## RECORDS FOR THIS EXERCISE
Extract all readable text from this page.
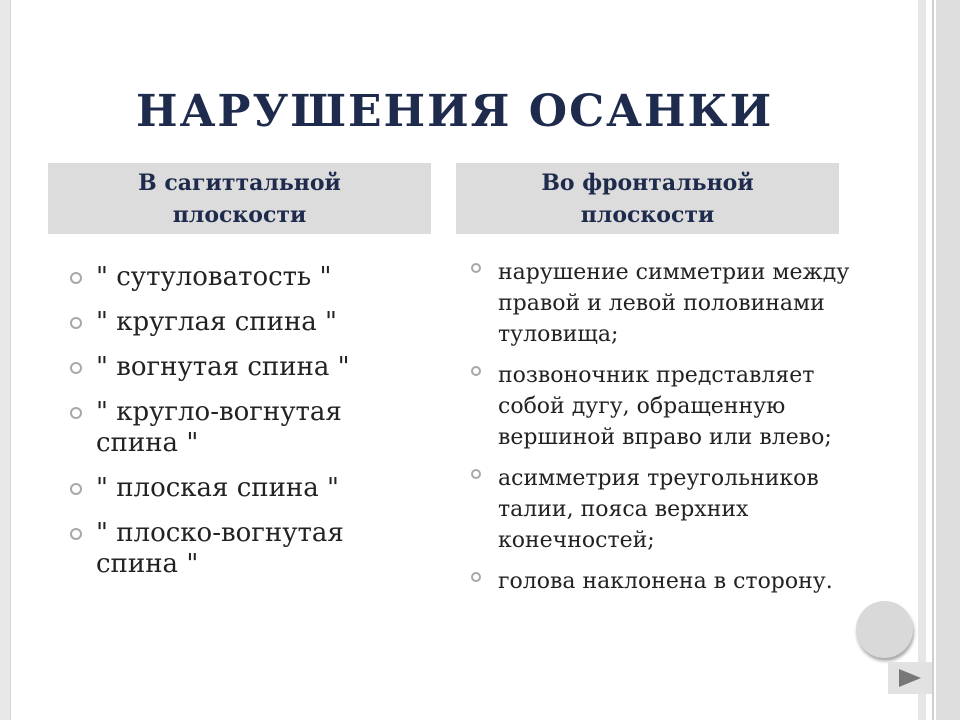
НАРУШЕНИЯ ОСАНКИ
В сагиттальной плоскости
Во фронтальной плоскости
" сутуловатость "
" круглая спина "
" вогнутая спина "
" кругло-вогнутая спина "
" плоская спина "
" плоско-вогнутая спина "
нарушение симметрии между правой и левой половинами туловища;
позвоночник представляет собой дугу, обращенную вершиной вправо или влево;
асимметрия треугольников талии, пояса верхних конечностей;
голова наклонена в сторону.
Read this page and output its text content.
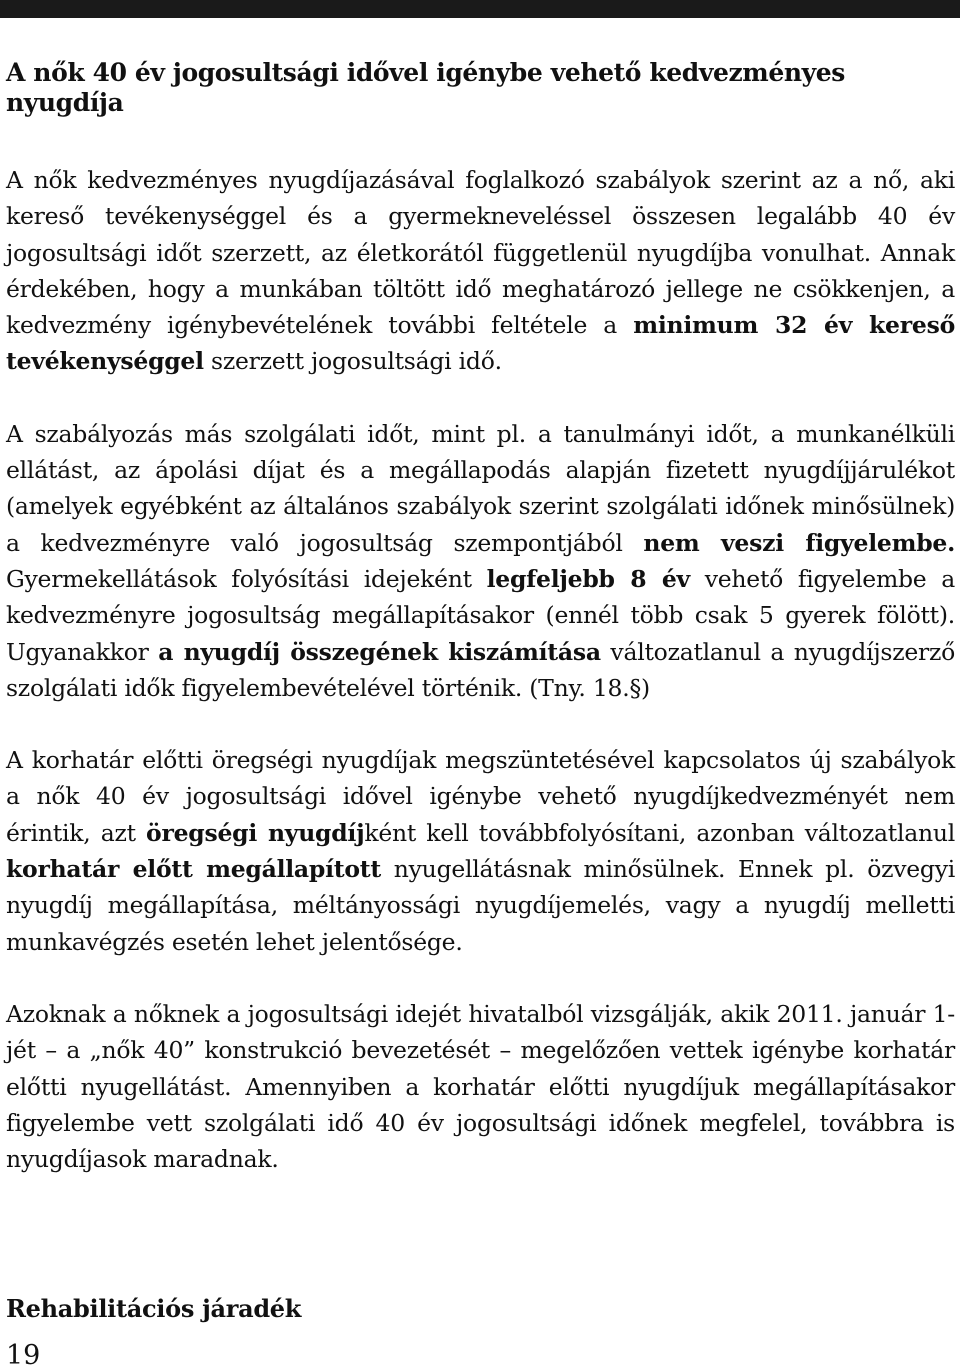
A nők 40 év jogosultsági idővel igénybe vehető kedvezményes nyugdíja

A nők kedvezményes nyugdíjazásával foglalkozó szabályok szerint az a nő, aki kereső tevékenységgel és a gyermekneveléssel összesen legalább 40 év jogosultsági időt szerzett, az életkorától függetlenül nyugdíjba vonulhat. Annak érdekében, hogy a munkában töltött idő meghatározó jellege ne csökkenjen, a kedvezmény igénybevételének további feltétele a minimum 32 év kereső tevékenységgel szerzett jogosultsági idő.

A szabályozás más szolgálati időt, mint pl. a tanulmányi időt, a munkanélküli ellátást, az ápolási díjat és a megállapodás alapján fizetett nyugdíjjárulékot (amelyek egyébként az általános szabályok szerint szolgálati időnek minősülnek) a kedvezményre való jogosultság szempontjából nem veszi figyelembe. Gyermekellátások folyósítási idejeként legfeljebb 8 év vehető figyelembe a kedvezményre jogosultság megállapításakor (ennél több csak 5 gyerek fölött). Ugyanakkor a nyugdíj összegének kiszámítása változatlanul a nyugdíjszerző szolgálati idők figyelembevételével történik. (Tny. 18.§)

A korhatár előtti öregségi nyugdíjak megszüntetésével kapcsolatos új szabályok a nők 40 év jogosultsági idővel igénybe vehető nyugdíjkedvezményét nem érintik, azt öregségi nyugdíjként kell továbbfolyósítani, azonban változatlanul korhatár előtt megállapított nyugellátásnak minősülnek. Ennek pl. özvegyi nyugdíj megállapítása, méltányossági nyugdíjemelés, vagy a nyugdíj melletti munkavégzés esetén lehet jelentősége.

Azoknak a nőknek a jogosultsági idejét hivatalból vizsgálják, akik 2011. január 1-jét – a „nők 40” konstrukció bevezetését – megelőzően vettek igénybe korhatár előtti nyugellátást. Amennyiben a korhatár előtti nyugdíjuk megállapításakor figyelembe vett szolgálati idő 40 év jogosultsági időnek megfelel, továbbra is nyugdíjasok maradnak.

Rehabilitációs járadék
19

* * *

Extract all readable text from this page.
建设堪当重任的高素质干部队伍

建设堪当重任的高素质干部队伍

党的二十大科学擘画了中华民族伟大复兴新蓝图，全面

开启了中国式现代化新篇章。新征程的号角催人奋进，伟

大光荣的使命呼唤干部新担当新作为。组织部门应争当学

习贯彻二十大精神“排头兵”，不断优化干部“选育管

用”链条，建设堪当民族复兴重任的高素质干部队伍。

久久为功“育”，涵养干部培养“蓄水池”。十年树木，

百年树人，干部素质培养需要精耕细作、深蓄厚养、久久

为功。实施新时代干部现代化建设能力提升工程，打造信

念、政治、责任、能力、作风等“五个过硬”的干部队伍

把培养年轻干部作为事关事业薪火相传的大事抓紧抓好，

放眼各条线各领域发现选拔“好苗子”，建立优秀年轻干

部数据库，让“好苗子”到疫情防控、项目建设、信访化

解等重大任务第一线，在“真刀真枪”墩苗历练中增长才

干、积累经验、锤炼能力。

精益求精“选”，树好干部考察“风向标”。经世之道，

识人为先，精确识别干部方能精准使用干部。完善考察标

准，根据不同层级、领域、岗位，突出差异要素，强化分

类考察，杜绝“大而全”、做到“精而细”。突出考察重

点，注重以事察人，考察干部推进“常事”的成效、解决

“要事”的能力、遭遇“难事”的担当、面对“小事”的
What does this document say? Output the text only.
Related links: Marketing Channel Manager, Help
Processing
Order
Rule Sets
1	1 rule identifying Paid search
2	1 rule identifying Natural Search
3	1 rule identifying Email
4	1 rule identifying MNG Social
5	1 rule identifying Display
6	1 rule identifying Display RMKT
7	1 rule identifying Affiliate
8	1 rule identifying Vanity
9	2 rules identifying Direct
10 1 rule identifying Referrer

## WHAT THE EXERCISE ASKS
Only a number is needed: how many lines of the material above contain "вогнутая"?

## FINAL ANSWER
3